• [Exercise details]:
Make an exact copy of the listing below.

• [Dataset records]:

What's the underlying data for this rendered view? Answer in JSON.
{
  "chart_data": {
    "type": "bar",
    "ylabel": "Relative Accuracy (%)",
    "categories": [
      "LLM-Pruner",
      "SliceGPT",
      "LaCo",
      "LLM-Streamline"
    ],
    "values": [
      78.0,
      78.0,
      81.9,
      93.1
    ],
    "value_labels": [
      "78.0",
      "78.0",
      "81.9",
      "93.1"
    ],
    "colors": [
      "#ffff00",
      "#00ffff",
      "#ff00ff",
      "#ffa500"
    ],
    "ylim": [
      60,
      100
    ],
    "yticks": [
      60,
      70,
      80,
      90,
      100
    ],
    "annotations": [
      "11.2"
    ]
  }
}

• [Response to this task]:
What's the underlying data for this rendered view? Answer in JSON.
{
  "chart_data": {
    "type": "bar",
    "ylabel": "Relative Accuracy (%)",
    "categories": [
      "LLM-Pruner",
      "SliceGPT",
      "LaCo",
      "LLM-Streamline"
    ],
    "values": [
      78.0,
      78.0,
      81.9,
      93.1
    ],
    "value_labels": [
      "78.0",
      "78.0",
      "81.9",
      "93.1"
    ],
    "colors": [
      "#ffff00",
      "#00ffff",
      "#ff00ff",
      "#ffa500"
    ],
    "ylim": [
      60,
      100
    ],
    "yticks": [
      60,
      70,
      80,
      90,
      100
    ],
    "annotations": [
      "11.2"
    ]
  }
}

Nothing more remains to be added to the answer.